◆ Problem requirements ◆
Restate all the material verbatim, except for the pictures.

◆ Source material ◆

+++

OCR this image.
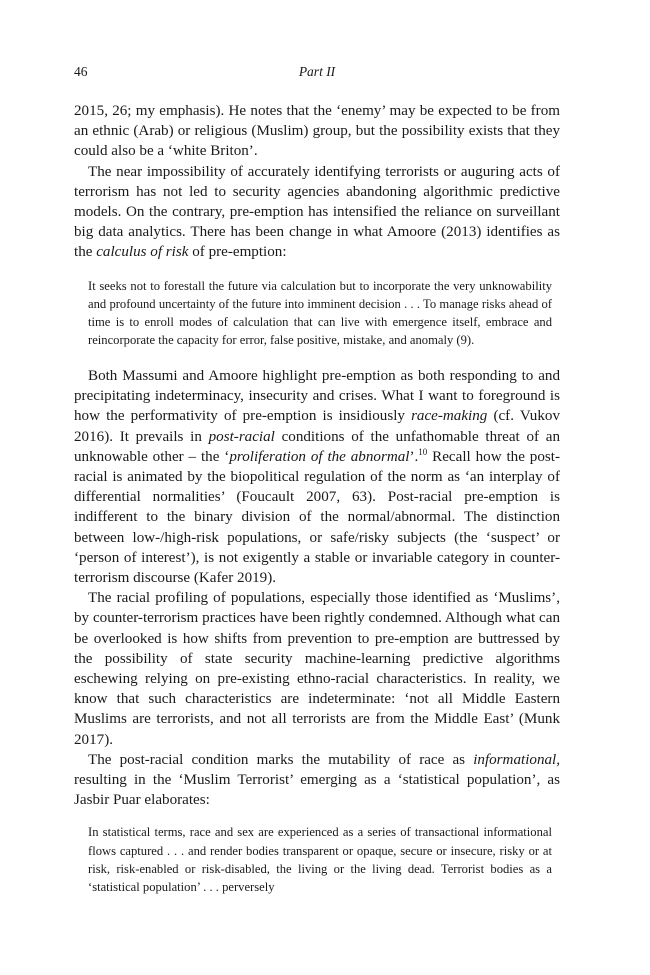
46	Part II

2015, 26; my emphasis). He notes that the ‘enemy’ may be expected to be from an ethnic (Arab) or religious (Muslim) group, but the possibility exists that they could also be a ‘white Briton’.

The near impossibility of accurately identifying terrorists or auguring acts of terrorism has not led to security agencies abandoning algorithmic predictive models. On the contrary, pre-emption has intensified the reliance on surveillant big data analytics. There has been change in what Amoore (2013) identifies as the calculus of risk of pre-emption:

It seeks not to forestall the future via calculation but to incorporate the very unknowability and profound uncertainty of the future into imminent decision . . . To manage risks ahead of time is to enroll modes of calculation that can live with emergence itself, embrace and reincorporate the capacity for error, false positive, mistake, and anomaly (9).

Both Massumi and Amoore highlight pre-emption as both responding to and precipitating indeterminacy, insecurity and crises. What I want to foreground is how the performativity of pre-emption is insidiously race-making (cf. Vukov 2016). It prevails in post-racial conditions of the unfathomable threat of an unknowable other – the ‘proliferation of the abnormal’.$^{10}$ Recall how the post-racial is animated by the biopolitical regulation of the norm as ‘an interplay of differential normalities’ (Foucault 2007, 63). Post-racial pre-emption is indifferent to the binary division of the normal/abnormal. The distinction between low-/high-risk populations, or safe/risky subjects (the ‘suspect’ or ‘person of interest’), is not exigently a stable or invariable category in counter-terrorism discourse (Kafer 2019).

The racial profiling of populations, especially those identified as ‘Muslims’, by counter-terrorism practices have been rightly condemned. Although what can be overlooked is how shifts from prevention to pre-emption are buttressed by the possibility of state security machine-learning predictive algorithms eschewing relying on pre-existing ethno-racial characteristics. In reality, we know that such characteristics are indeterminate: ‘not all Middle Eastern Muslims are terrorists, and not all terrorists are from the Middle East’ (Munk 2017).

The post-racial condition marks the mutability of race as informational, resulting in the ‘Muslim Terrorist’ emerging as a ‘statistical population’, as Jasbir Puar elaborates:

In statistical terms, race and sex are experienced as a series of transactional informational flows captured . . . and render bodies transparent or opaque, secure or insecure, risky or at risk, risk-enabled or risk-disabled, the living or the living dead. Terrorist bodies as a ‘statistical population’ . . . perversely
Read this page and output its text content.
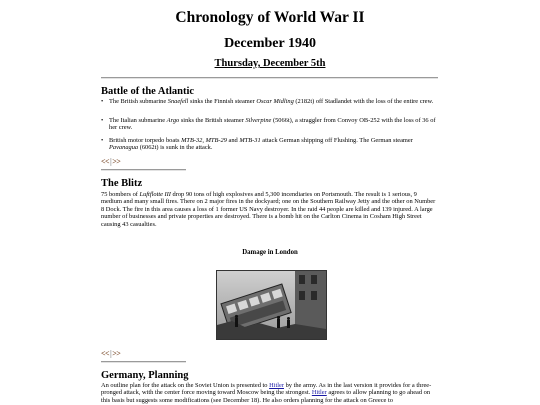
Chronology of World War II
December 1940
Thursday, December 5th
Battle of the Atlantic
• The British submarine Snaefell sinks the Finnish steamer Oscar Midling (2182t) off Stadlandet with the loss of the entire crew.
• The Italian submarine Argo sinks the British steamer Silverpine (5066t), a straggler from Convoy OB-252 with the loss of 36 of her crew.
• British motor torpedo boats MTB-32, MTB-29 and MTB-31 attack German shipping off Flushing. The German steamer Pavanagua (6062t) is sunk in the attack.
<<|>>
The Blitz
75 bombers of Luftflotte III drop 90 tons of high explosives and 5,300 incendiaries on Portsmouth. The result is 1 serious, 9 medium and many small fires. There on 2 major fires in the dockyard; one on the Southern Railway Jetty and the other on Number 8 Dock. The fire in this area causes a loss of 1 former US Navy destroyer. In the raid 44 people are killed and 139 injured. A large number of businesses and private properties are destroyed. There is a bomb hit on the Carlton Cinema in Cosham High Street causing 43 casualties.
Damage in London
<<|>>
Germany, Planning
An outline plan for the attack on the Soviet Union is presented to Hitler by the army. As in the last version it provides for a three-pronged attack, with the center force moving toward Moscow being the strongest. Hitler agrees to allow planning to go ahead on this basis but suggests some modifications (see December 18). He also orders planning for the attack on Greece to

+++

◆ Solution to the problem ◆
OCR this image.
46	Part II

2015, 26; my emphasis). He notes that the ‘enemy’ may be expected to be from an ethnic (Arab) or religious (Muslim) group, but the possibility exists that they could also be a ‘white Briton’.

The near impossibility of accurately identifying terrorists or auguring acts of terrorism has not led to security agencies abandoning algorithmic predictive models. On the contrary, pre-emption has intensified the reliance on surveillant big data analytics. There has been change in what Amoore (2013) identifies as the calculus of risk of pre-emption:

It seeks not to forestall the future via calculation but to incorporate the very unknowability and profound uncertainty of the future into imminent decision . . . To manage risks ahead of time is to enroll modes of calculation that can live with emergence itself, embrace and reincorporate the capacity for error, false positive, mistake, and anomaly (9).

Both Massumi and Amoore highlight pre-emption as both responding to and precipitating indeterminacy, insecurity and crises. What I want to foreground is how the performativity of pre-emption is insidiously race-making (cf. Vukov 2016). It prevails in post-racial conditions of the unfathomable threat of an unknowable other – the ‘proliferation of the abnormal’.$^{10}$ Recall how the post-racial is animated by the biopolitical regulation of the norm as ‘an interplay of differential normalities’ (Foucault 2007, 63). Post-racial pre-emption is indifferent to the binary division of the normal/abnormal. The distinction between low-/high-risk populations, or safe/risky subjects (the ‘suspect’ or ‘person of interest’), is not exigently a stable or invariable category in counter-terrorism discourse (Kafer 2019).

The racial profiling of populations, especially those identified as ‘Muslims’, by counter-terrorism practices have been rightly condemned. Although what can be overlooked is how shifts from prevention to pre-emption are buttressed by the possibility of state security machine-learning predictive algorithms eschewing relying on pre-existing ethno-racial characteristics. In reality, we know that such characteristics are indeterminate: ‘not all Middle Eastern Muslims are terrorists, and not all terrorists are from the Middle East’ (Munk 2017).

The post-racial condition marks the mutability of race as informational, resulting in the ‘Muslim Terrorist’ emerging as a ‘statistical population’, as Jasbir Puar elaborates:

In statistical terms, race and sex are experienced as a series of transactional informational flows captured . . . and render bodies transparent or opaque, secure or insecure, risky or at risk, risk-enabled or risk-disabled, the living or the living dead. Terrorist bodies as a ‘statistical population’ . . . perversely
Read this page and output its text content.
Chronology of World War II
December 1940
Thursday, December 5th
Battle of the Atlantic
• The British submarine Snaefell sinks the Finnish steamer Oscar Midling (2182t) off Stadlandet with the loss of the entire crew.
• The Italian submarine Argo sinks the British steamer Silverpine (5066t), a straggler from Convoy OB-252 with the loss of 36 of her crew.
• British motor torpedo boats MTB-32, MTB-29 and MTB-31 attack German shipping off Flushing. The German steamer Pavanagua (6062t) is sunk in the attack.
<<|>>
The Blitz
75 bombers of Luftflotte III drop 90 tons of high explosives and 5,300 incendiaries on Portsmouth. The result is 1 serious, 9 medium and many small fires. There on 2 major fires in the dockyard; one on the Southern Railway Jetty and the other on Number 8 Dock. The fire in this area causes a loss of 1 former US Navy destroyer. In the raid 44 people are killed and 139 injured. A large number of businesses and private properties are destroyed. There is a bomb hit on the Carlton Cinema in Cosham High Street causing 43 casualties.
Damage in London
<<|>>
Germany, Planning
An outline plan for the attack on the Soviet Union is presented to Hitler by the army. As in the last version it provides for a three-pronged attack, with the center force moving toward Moscow being the strongest. Hitler agrees to allow planning to go ahead on this basis but suggests some modifications (see December 18). He also orders planning for the attack on Greece to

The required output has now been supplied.